Records from a data source:

'''

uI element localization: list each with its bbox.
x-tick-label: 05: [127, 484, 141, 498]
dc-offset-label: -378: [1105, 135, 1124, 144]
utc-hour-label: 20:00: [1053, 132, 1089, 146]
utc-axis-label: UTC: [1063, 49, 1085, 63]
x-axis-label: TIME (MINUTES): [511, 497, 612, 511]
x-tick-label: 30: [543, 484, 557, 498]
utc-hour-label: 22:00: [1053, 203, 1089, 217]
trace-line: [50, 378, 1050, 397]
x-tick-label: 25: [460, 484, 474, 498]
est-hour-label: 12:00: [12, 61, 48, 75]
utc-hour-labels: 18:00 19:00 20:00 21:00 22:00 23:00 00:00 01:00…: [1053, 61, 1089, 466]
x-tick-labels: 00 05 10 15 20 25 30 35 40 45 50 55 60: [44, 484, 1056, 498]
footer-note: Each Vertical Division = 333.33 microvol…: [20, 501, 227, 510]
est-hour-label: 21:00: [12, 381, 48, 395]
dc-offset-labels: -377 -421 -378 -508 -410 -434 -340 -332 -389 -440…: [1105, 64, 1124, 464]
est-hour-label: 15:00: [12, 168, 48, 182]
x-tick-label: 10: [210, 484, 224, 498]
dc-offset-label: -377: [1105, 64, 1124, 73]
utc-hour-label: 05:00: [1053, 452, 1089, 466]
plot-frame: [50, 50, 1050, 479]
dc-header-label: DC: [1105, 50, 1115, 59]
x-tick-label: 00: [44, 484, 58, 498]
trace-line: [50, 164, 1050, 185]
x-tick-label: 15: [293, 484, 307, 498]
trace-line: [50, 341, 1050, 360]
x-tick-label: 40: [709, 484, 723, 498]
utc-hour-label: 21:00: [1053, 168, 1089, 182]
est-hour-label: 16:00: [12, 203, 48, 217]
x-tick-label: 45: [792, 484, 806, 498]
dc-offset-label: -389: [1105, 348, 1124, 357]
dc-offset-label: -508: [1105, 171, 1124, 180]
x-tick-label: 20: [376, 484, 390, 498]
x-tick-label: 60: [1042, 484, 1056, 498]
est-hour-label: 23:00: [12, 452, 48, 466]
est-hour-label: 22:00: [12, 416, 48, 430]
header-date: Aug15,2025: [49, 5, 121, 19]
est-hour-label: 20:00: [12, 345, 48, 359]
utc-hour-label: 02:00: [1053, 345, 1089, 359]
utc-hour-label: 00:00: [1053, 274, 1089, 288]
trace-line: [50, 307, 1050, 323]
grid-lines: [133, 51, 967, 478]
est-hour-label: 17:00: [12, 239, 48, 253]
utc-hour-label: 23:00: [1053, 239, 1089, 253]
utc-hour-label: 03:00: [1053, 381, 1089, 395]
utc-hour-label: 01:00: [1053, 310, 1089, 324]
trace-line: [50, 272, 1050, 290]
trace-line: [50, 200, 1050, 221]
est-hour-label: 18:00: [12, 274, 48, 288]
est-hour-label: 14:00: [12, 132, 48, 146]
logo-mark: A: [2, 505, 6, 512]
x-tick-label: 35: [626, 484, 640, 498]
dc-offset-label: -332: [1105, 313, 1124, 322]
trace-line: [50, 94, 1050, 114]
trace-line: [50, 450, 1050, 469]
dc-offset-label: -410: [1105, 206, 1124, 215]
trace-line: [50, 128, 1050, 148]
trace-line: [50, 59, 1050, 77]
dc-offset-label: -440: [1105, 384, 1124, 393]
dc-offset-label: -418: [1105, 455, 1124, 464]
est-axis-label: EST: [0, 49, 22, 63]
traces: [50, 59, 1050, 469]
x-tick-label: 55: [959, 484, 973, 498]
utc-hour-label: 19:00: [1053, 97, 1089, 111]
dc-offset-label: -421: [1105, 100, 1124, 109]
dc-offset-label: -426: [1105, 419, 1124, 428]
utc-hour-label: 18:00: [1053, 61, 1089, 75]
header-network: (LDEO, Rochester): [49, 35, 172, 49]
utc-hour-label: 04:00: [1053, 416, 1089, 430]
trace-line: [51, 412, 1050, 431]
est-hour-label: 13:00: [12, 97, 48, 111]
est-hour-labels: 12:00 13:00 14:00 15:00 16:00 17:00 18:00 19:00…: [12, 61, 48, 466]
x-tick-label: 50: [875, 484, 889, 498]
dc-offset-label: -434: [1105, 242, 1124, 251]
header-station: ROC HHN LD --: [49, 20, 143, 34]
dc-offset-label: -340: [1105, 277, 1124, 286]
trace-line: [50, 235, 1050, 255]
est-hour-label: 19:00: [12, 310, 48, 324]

'''

*The task*.
Put the lines of the listing above, from its first line up to and including the line with "est-hour-label: 17:00: [12, 239, 48, 253]", into a Markdown table with the columns Row and Listing line. Number each row and leave out any blank lines.

*Finished task*.
| Row | Listing line |
|---|---|
| 1 | uI element localization: list each with its bbox. |
| 2 | x-tick-label: 05: [127, 484, 141, 498] |
| 3 | dc-offset-label: -378: [1105, 135, 1124, 144] |
| 4 | utc-hour-label: 20:00: [1053, 132, 1089, 146] |
| 5 | utc-axis-label: UTC: [1063, 49, 1085, 63] |
| 6 | x-axis-label: TIME (MINUTES): [511, 497, 612, 511] |
| 7 | x-tick-label: 30: [543, 484, 557, 498] |
| 8 | utc-hour-label: 22:00: [1053, 203, 1089, 217] |
| 9 | trace-line: [50, 378, 1050, 397] |
| 10 | x-tick-label: 25: [460, 484, 474, 498] |
| 11 | est-hour-label: 12:00: [12, 61, 48, 75] |
| 12 | utc-hour-labels: 18:00 19:00 20:00 21:00 22:00 23:00 00:00 01:00…: [1053, 61, 1089, 466] |
| 13 | x-tick-labels: 00 05 10 15 20 25 30 35 40 45 50 55 60: [44, 484, 1056, 498] |
| 14 | footer-note: Each Vertical Division = 333.33 microvol…: [20, 501, 227, 510] |
| 15 | est-hour-label: 21:00: [12, 381, 48, 395] |
| 16 | dc-offset-labels: -377 -421 -378 -508 -410 -434 -340 -332 -389 -440…: [1105, 64, 1124, 464] |
| 17 | est-hour-label: 15:00: [12, 168, 48, 182] |
| 18 | x-tick-label: 10: [210, 484, 224, 498] |
| 19 | dc-offset-label: -377: [1105, 64, 1124, 73] |
| 20 | utc-hour-label: 05:00: [1053, 452, 1089, 466] |
| 21 | plot-frame: [50, 50, 1050, 479] |
| 22 | dc-header-label: DC: [1105, 50, 1115, 59] |
| 23 | x-tick-label: 00: [44, 484, 58, 498] |
| 24 | trace-line: [50, 164, 1050, 185] |
| 25 | x-tick-label: 15: [293, 484, 307, 498] |
| 26 | trace-line: [50, 341, 1050, 360] |
| 27 | x-tick-label: 40: [709, 484, 723, 498] |
| 28 | utc-hour-label: 21:00: [1053, 168, 1089, 182] |
| 29 | est-hour-label: 16:00: [12, 203, 48, 217] |
| 30 | x-tick-label: 45: [792, 484, 806, 498] |
| 31 | dc-offset-label: -389: [1105, 348, 1124, 357] |
| 32 | dc-offset-label: -508: [1105, 171, 1124, 180] |
| 33 | x-tick-label: 20: [376, 484, 390, 498] |
| 34 | x-tick-label: 60: [1042, 484, 1056, 498] |
| 35 | est-hour-label: 23:00: [12, 452, 48, 466] |
| 36 | est-hour-label: 22:00: [12, 416, 48, 430] |
| 37 | header-date: Aug15,2025: [49, 5, 121, 19] |
| 38 | est-hour-label: 20:00: [12, 345, 48, 359] |
| 39 | utc-hour-label: 02:00: [1053, 345, 1089, 359] |
| 40 | utc-hour-label: 00:00: [1053, 274, 1089, 288] |
| 41 | trace-line: [50, 307, 1050, 323] |
| 42 | grid-lines: [133, 51, 967, 478] |
| 43 | est-hour-label: 17:00: [12, 239, 48, 253] |